# Given request
Recast every line of the listing as a numbered list, omitting any blank lines.
═══ Task input
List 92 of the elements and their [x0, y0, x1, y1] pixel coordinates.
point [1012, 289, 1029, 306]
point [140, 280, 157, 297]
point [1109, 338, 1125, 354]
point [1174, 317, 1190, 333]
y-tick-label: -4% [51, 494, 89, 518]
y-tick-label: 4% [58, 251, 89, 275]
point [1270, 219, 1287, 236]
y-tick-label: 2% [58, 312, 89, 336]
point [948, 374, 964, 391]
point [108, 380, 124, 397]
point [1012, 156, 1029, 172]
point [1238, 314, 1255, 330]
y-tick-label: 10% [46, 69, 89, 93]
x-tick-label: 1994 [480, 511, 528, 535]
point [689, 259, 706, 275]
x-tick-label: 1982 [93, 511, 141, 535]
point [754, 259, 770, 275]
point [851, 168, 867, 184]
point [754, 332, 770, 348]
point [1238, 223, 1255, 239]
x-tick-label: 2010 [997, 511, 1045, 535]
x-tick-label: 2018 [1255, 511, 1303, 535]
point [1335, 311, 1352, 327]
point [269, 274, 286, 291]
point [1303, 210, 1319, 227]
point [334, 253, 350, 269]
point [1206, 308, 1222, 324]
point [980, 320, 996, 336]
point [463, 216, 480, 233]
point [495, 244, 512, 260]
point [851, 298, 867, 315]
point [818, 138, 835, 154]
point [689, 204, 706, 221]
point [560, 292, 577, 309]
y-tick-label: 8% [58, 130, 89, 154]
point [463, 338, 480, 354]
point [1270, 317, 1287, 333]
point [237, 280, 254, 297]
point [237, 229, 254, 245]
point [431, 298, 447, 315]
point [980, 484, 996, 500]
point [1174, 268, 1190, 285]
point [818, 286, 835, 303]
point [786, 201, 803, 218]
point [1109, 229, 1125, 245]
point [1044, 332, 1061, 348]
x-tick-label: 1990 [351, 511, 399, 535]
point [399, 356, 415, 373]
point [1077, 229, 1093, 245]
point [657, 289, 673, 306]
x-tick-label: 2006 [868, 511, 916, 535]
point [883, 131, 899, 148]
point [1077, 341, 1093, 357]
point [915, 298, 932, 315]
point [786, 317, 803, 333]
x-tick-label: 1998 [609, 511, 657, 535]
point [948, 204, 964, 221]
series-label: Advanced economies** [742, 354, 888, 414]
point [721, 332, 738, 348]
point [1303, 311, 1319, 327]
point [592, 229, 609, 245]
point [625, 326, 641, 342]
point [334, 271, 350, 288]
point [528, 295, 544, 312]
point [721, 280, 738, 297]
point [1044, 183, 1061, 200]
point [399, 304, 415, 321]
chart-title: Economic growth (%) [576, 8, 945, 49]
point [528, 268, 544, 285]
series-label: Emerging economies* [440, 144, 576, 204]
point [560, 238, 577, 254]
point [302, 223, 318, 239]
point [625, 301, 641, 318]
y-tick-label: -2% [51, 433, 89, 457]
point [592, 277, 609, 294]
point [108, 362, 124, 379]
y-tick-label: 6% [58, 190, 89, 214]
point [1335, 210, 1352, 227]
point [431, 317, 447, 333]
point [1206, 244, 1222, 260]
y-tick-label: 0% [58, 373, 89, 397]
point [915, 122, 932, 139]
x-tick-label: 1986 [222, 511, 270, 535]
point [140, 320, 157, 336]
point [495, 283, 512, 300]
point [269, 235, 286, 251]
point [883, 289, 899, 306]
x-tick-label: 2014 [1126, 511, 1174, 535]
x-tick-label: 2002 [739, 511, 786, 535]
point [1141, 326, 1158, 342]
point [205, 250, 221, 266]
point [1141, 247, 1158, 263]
══════
# Exercise solution
1. List 92 of the elements and their [x0, y0, x1, y1] pixel coordinates.
2. point [1012, 289, 1029, 306]
3. point [140, 280, 157, 297]
4. point [1109, 338, 1125, 354]
5. point [1174, 317, 1190, 333]
6. y-tick-label: -4% [51, 494, 89, 518]
7. y-tick-label: 4% [58, 251, 89, 275]
8. point [1270, 219, 1287, 236]
9. y-tick-label: 2% [58, 312, 89, 336]
10. point [948, 374, 964, 391]
11. point [108, 380, 124, 397]
12. point [1012, 156, 1029, 172]
13. point [1238, 314, 1255, 330]
14. y-tick-label: 10% [46, 69, 89, 93]
15. x-tick-label: 1994 [480, 511, 528, 535]
16. point [689, 259, 706, 275]
17. x-tick-label: 1982 [93, 511, 141, 535]
18. point [754, 259, 770, 275]
19. point [851, 168, 867, 184]
20. point [754, 332, 770, 348]
21. point [1238, 223, 1255, 239]
22. x-tick-label: 2010 [997, 511, 1045, 535]
23. x-tick-label: 2018 [1255, 511, 1303, 535]
24. point [1335, 311, 1352, 327]
25. point [269, 274, 286, 291]
26. point [1303, 210, 1319, 227]
27. point [334, 253, 350, 269]
28. point [1206, 308, 1222, 324]
29. point [980, 320, 996, 336]
30. point [463, 216, 480, 233]
31. point [495, 244, 512, 260]
32. point [851, 298, 867, 315]
33. point [818, 138, 835, 154]
34. point [689, 204, 706, 221]
35. point [560, 292, 577, 309]
36. y-tick-label: 8% [58, 130, 89, 154]
37. point [463, 338, 480, 354]
38. point [1270, 317, 1287, 333]
39. point [237, 280, 254, 297]
40. point [237, 229, 254, 245]
41. point [431, 298, 447, 315]
42. point [980, 484, 996, 500]
43. point [1174, 268, 1190, 285]
44. point [818, 286, 835, 303]
45. point [786, 201, 803, 218]
46. point [1109, 229, 1125, 245]
47. point [1044, 332, 1061, 348]
48. x-tick-label: 1990 [351, 511, 399, 535]
49. point [399, 356, 415, 373]
50. point [1077, 229, 1093, 245]
51. point [657, 289, 673, 306]
52. x-tick-label: 2006 [868, 511, 916, 535]
53. point [883, 131, 899, 148]
54. point [1077, 341, 1093, 357]
55. point [915, 298, 932, 315]
56. point [786, 317, 803, 333]
57. x-tick-label: 1998 [609, 511, 657, 535]
58. point [948, 204, 964, 221]
59. series-label: Advanced economies** [742, 354, 888, 414]
60. point [721, 332, 738, 348]
61. point [1303, 311, 1319, 327]
62. point [592, 229, 609, 245]
63. point [625, 326, 641, 342]
64. point [334, 271, 350, 288]
65. point [528, 295, 544, 312]
66. point [721, 280, 738, 297]
67. point [1044, 183, 1061, 200]
68. point [399, 304, 415, 321]
69. chart-title: Economic growth (%) [576, 8, 945, 49]
70. point [528, 268, 544, 285]
71. series-label: Emerging economies* [440, 144, 576, 204]
72. point [560, 238, 577, 254]
73. point [302, 223, 318, 239]
74. point [625, 301, 641, 318]
75. y-tick-label: -2% [51, 433, 89, 457]
76. point [592, 277, 609, 294]
77. point [108, 362, 124, 379]
78. y-tick-label: 6% [58, 190, 89, 214]
79. point [1335, 210, 1352, 227]
80. point [431, 317, 447, 333]
81. point [1206, 244, 1222, 260]
82. y-tick-label: 0% [58, 373, 89, 397]
83. point [915, 122, 932, 139]
84. x-tick-label: 1986 [222, 511, 270, 535]
85. point [140, 320, 157, 336]
86. point [495, 283, 512, 300]
87. point [269, 235, 286, 251]
88. point [883, 289, 899, 306]
89. x-tick-label: 2014 [1126, 511, 1174, 535]
90. x-tick-label: 2002 [739, 511, 786, 535]
91. point [1141, 326, 1158, 342]
92. point [205, 250, 221, 266]
93. point [1141, 247, 1158, 263]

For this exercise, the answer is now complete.